- **Records for the task**
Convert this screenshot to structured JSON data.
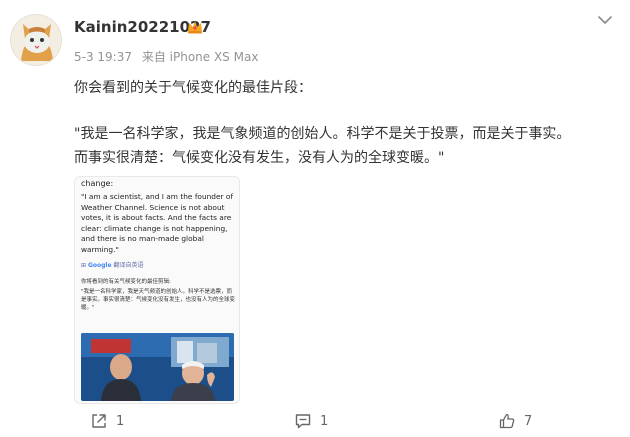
{
  "post": {
    "username": "Kainin20221027",
    "timestamp": "5-3 19:37",
    "source": "来自 iPhone XS Max",
    "text_line1": "你会看到的关于气候变化的最佳片段：",
    "text_line2": "\"我是一名科学家，我是气象频道的创始人。科学不是关于投票，而是关于事实。",
    "text_line3": "而事实很清楚：气候变化没有发生，没有人为的全球变暖。\""
  },
  "embed": {
    "en_head": "change:",
    "en_quote": "\"I am a scientist, and I am the founder of Weather Channel. Science is not about votes, it is about facts. And the facts are clear: climate change is not happening, and there is no man-made global warming.\"",
    "google_label": "Google",
    "translate_label": "翻译自英语",
    "cn_head": "你将看到的有关气候变化的最佳剪辑:",
    "cn_quote": "\"我是一名科学家，我是天气频道的创始人。科学不是选票，而是事实。事实很清楚：气候变化没有发生，也没有人为的全球变暖。\""
  },
  "actions": {
    "share_count": "1",
    "comment_count": "1",
    "like_count": "7"
  },
  "icons": {
    "avatar": "cat-avatar",
    "badge": "crown-icon",
    "more": "chevron-down-icon",
    "share": "share-icon",
    "comment": "comment-icon",
    "like": "thumbs-up-icon"
  },
  "colors": {
    "username": "#333333",
    "meta": "#939393",
    "action": "#666666",
    "badge": "#f6a623"
  }
}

- **Challenge**
Transcribe the records verbatim and omit the images.

- **Answer below**
Convert this screenshot to structured JSON data.
{
  "post": {
    "username": "Kainin20221027",
    "timestamp": "5-3 19:37",
    "source": "来自 iPhone XS Max",
    "text_line1": "你会看到的关于气候变化的最佳片段：",
    "text_line2": "\"我是一名科学家，我是气象频道的创始人。科学不是关于投票，而是关于事实。",
    "text_line3": "而事实很清楚：气候变化没有发生，没有人为的全球变暖。\""
  },
  "embed": {
    "en_head": "change:",
    "en_quote": "\"I am a scientist, and I am the founder of Weather Channel. Science is not about votes, it is about facts. And the facts are clear: climate change is not happening, and there is no man-made global warming.\"",
    "google_label": "Google",
    "translate_label": "翻译自英语",
    "cn_head": "你将看到的有关气候变化的最佳剪辑:",
    "cn_quote": "\"我是一名科学家，我是天气频道的创始人。科学不是选票，而是事实。事实很清楚：气候变化没有发生，也没有人为的全球变暖。\""
  },
  "actions": {
    "share_count": "1",
    "comment_count": "1",
    "like_count": "7"
  },
  "icons": {
    "avatar": "cat-avatar",
    "badge": "crown-icon",
    "more": "chevron-down-icon",
    "share": "share-icon",
    "comment": "comment-icon",
    "like": "thumbs-up-icon"
  },
  "colors": {
    "username": "#333333",
    "meta": "#939393",
    "action": "#666666",
    "badge": "#f6a623"
  }
}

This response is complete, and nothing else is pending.